RECORDS TO PROCESS >>
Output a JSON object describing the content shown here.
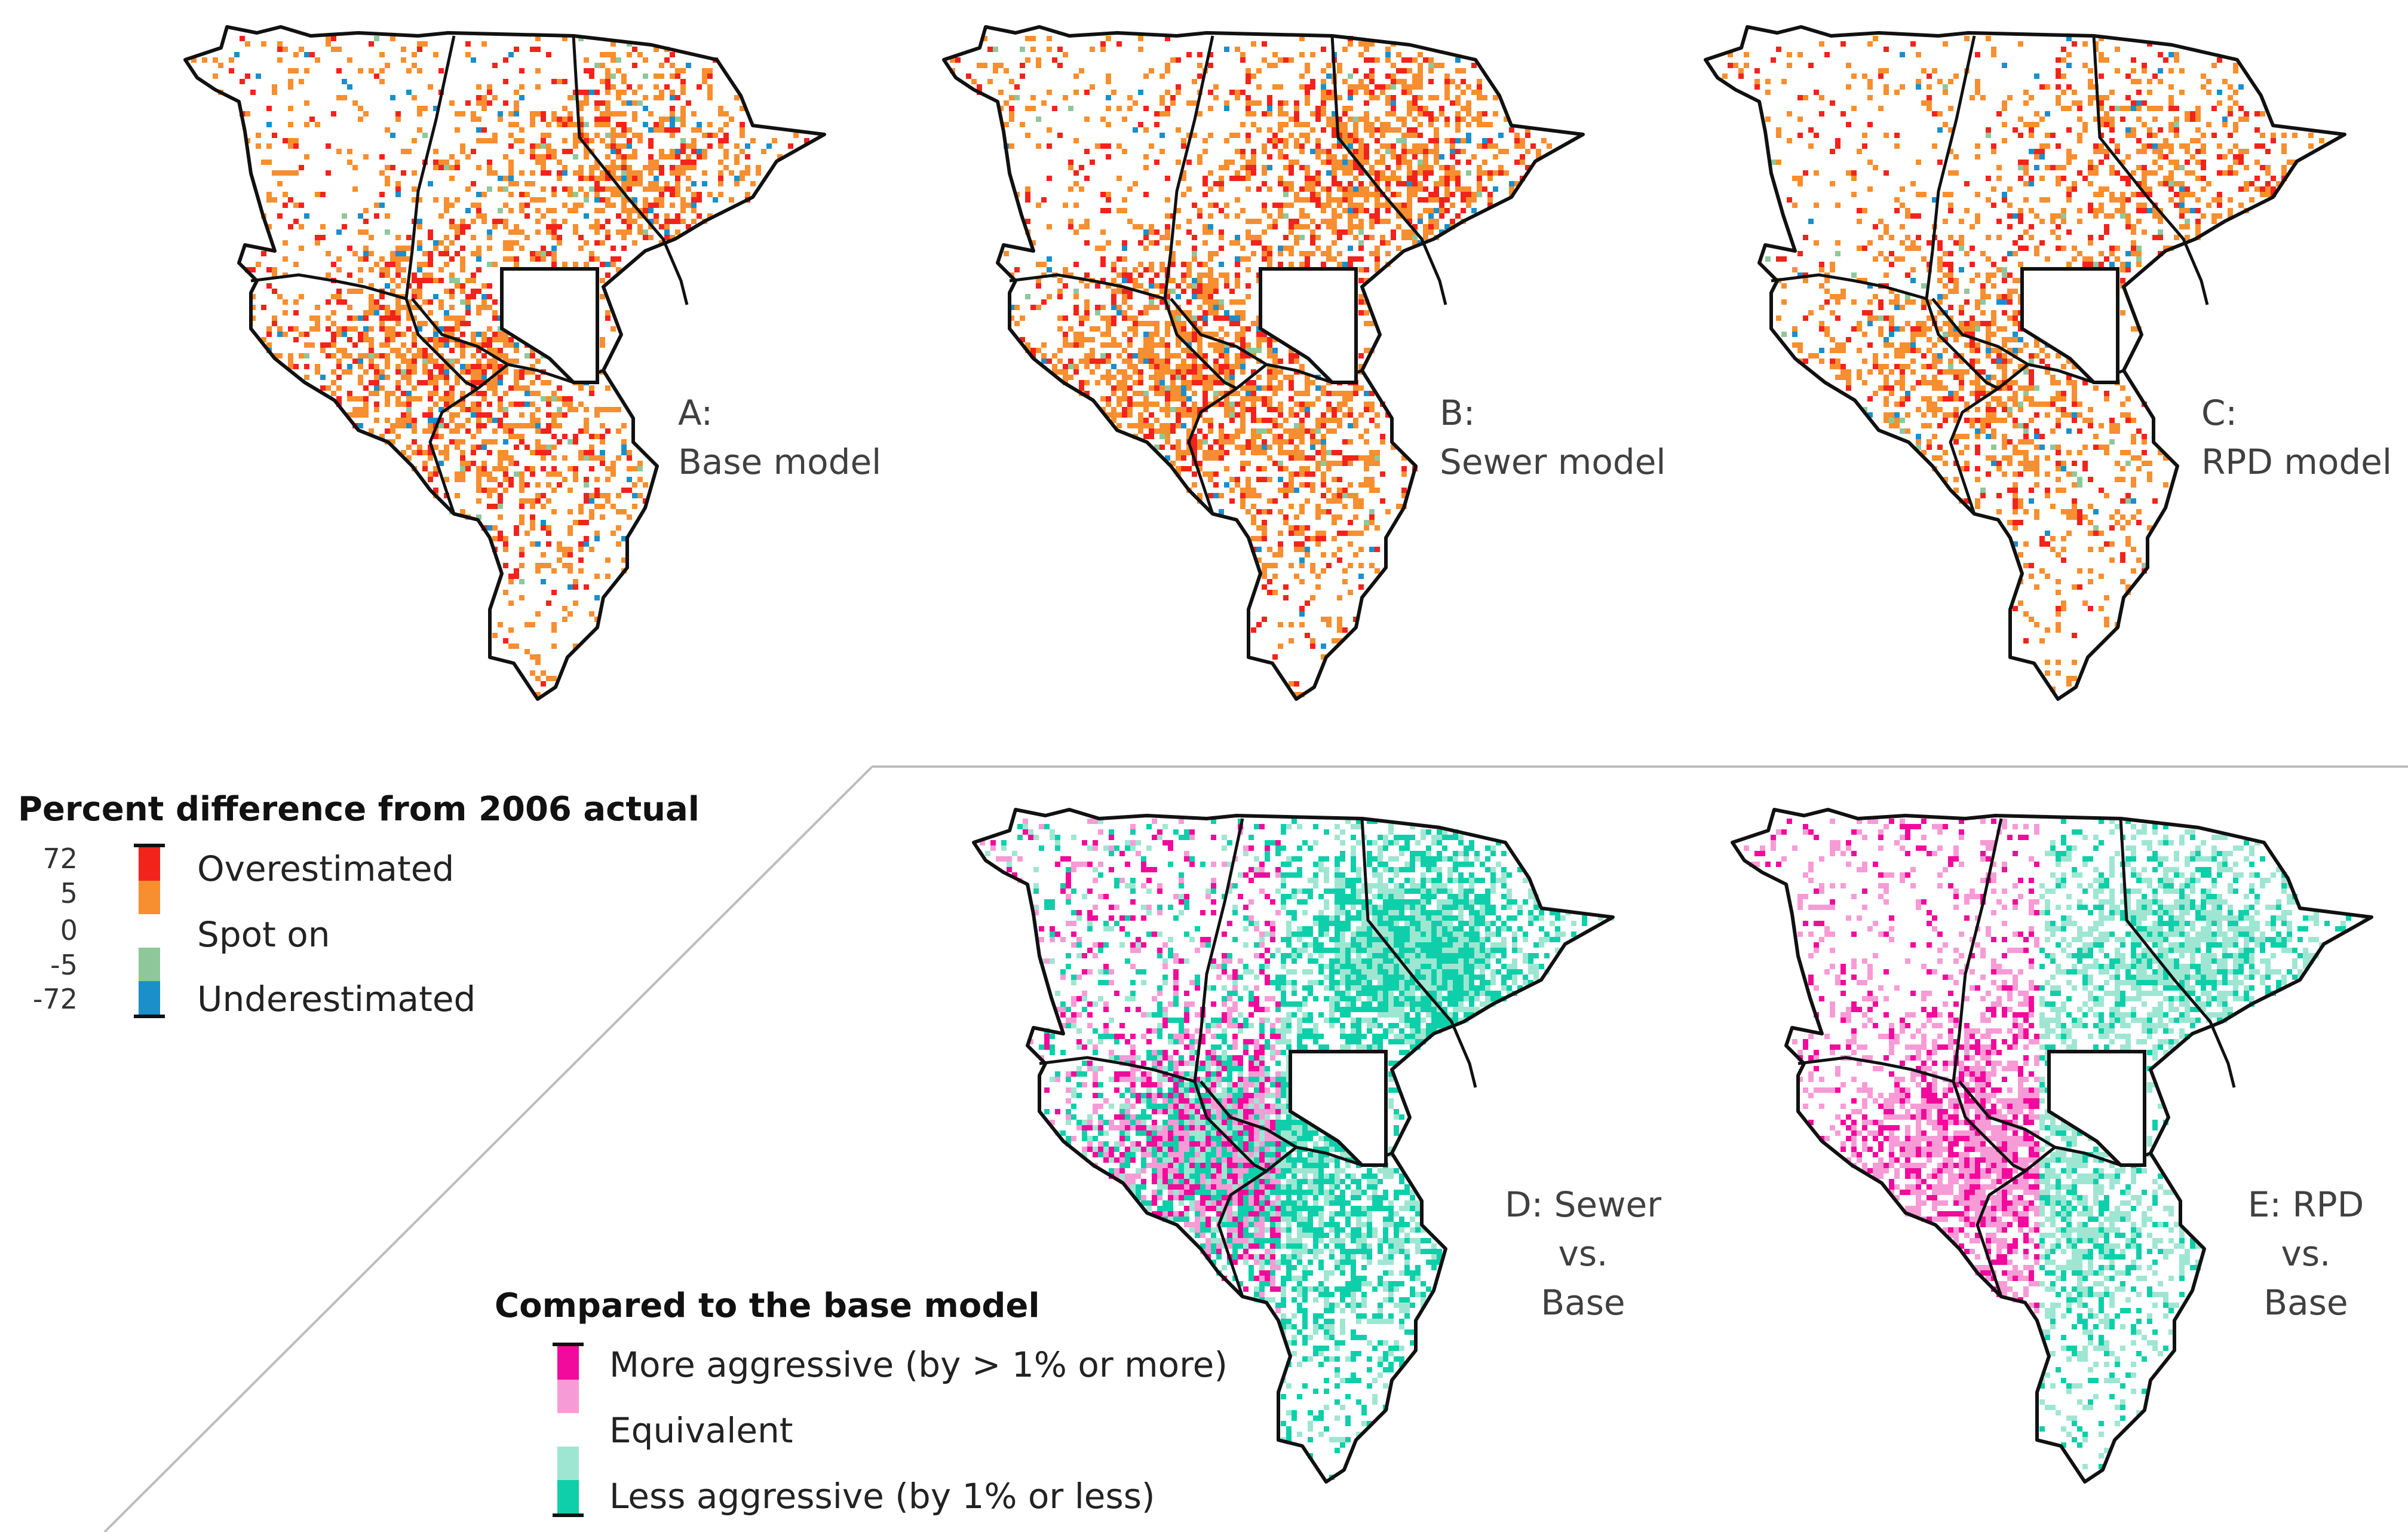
{
  "maps": [
    {
      "id": "A",
      "line1": "A:",
      "line2": "Base model",
      "line3": "",
      "palette": "diff",
      "seed": 11,
      "density": 0.34
    },
    {
      "id": "B",
      "line1": "B:",
      "line2": "Sewer model",
      "line3": "",
      "palette": "diff",
      "seed": 23,
      "density": 0.42
    },
    {
      "id": "C",
      "line1": "C:",
      "line2": "RPD model",
      "line3": "",
      "palette": "diff",
      "seed": 37,
      "density": 0.28
    },
    {
      "id": "D",
      "line1": "D: Sewer",
      "line2": "vs.",
      "line3": "Base",
      "palette": "compare",
      "seed": 51,
      "density": 0.62
    },
    {
      "id": "E",
      "line1": "E: RPD",
      "line2": "vs.",
      "line3": "Base",
      "palette": "compare",
      "seed": 67,
      "density": 0.48
    }
  ],
  "legend_difference": {
    "title": "Percent difference from 2006 actual",
    "ticks": [
      "72",
      "5",
      "0",
      "-5",
      "-72"
    ],
    "labels": [
      "Overestimated",
      "Spot on",
      "Underestimated"
    ],
    "colors": {
      "high": "#f2231b",
      "mid_high": "#f78e2f",
      "zero": "#ffffff",
      "mid_low": "#8ec89a",
      "low": "#1a8fca"
    }
  },
  "legend_compare": {
    "title": "Compared to the base model",
    "labels": [
      "More aggressive (by > 1% or more)",
      "Equivalent",
      "Less aggressive (by 1% or less)"
    ],
    "colors": {
      "strong_more": "#f20a9c",
      "more": "#f79bd6",
      "equal": "#ffffff",
      "less": "#9fe6d2",
      "strong_less": "#0fcfaa"
    }
  }
}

TASK DIRECTIONS >> Copy every line of the listing containing the string "density".

THE REPLY >>
      "density": 0.34
      "density": 0.42
      "density": 0.28
      "density": 0.62
      "density": 0.48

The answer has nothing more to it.